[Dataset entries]

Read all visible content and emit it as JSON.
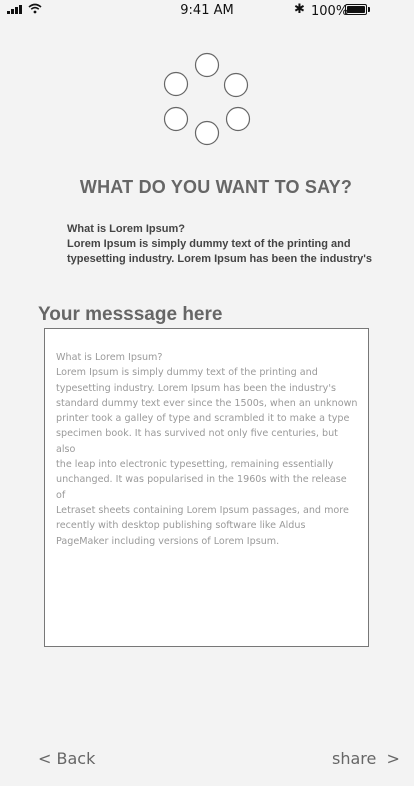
{
  "status_bar": {
    "time": "9:41 AM",
    "battery_percent": "100%",
    "icons": [
      "signal-icon",
      "wifi-icon",
      "bluetooth-icon",
      "battery-icon"
    ]
  },
  "loader": {
    "icon": "loading-spinner-icon",
    "dots": 6
  },
  "heading": "WHAT DO YOU WANT TO SAY?",
  "intro": {
    "question": "What is Lorem Ipsum?",
    "line1": "Lorem Ipsum is simply dummy text of the printing and",
    "line2": "typesetting industry. Lorem Ipsum has been the industry's"
  },
  "message": {
    "label": "Your messsage here",
    "lines": [
      "What is Lorem Ipsum?",
      "Lorem Ipsum is simply dummy text of the printing and",
      "typesetting industry. Lorem Ipsum has been the industry's",
      "standard dummy text ever since the 1500s, when an unknown",
      "printer took a galley of type and scrambled it to make a type",
      "specimen book. It has survived not only five centuries, but also",
      "the leap into electronic typesetting, remaining essentially",
      "unchanged. It was popularised in the 1960s with the release of",
      "Letraset sheets containing Lorem Ipsum passages, and more",
      "recently with desktop publishing software like Aldus",
      "PageMaker including versions of Lorem Ipsum."
    ]
  },
  "nav": {
    "back_label": "< Back",
    "share_label": "share  >"
  }
}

→ **PROBLEM DETAILS**: All of the records need repeating exactly, except for the pictures.

→ **THE COMPLETED TASK**:
Read all visible content and emit it as JSON.
{
  "status_bar": {
    "time": "9:41 AM",
    "battery_percent": "100%",
    "icons": [
      "signal-icon",
      "wifi-icon",
      "bluetooth-icon",
      "battery-icon"
    ]
  },
  "loader": {
    "icon": "loading-spinner-icon",
    "dots": 6
  },
  "heading": "WHAT DO YOU WANT TO SAY?",
  "intro": {
    "question": "What is Lorem Ipsum?",
    "line1": "Lorem Ipsum is simply dummy text of the printing and",
    "line2": "typesetting industry. Lorem Ipsum has been the industry's"
  },
  "message": {
    "label": "Your messsage here",
    "lines": [
      "What is Lorem Ipsum?",
      "Lorem Ipsum is simply dummy text of the printing and",
      "typesetting industry. Lorem Ipsum has been the industry's",
      "standard dummy text ever since the 1500s, when an unknown",
      "printer took a galley of type and scrambled it to make a type",
      "specimen book. It has survived not only five centuries, but also",
      "the leap into electronic typesetting, remaining essentially",
      "unchanged. It was popularised in the 1960s with the release of",
      "Letraset sheets containing Lorem Ipsum passages, and more",
      "recently with desktop publishing software like Aldus",
      "PageMaker including versions of Lorem Ipsum."
    ]
  },
  "nav": {
    "back_label": "< Back",
    "share_label": "share  >"
  }
}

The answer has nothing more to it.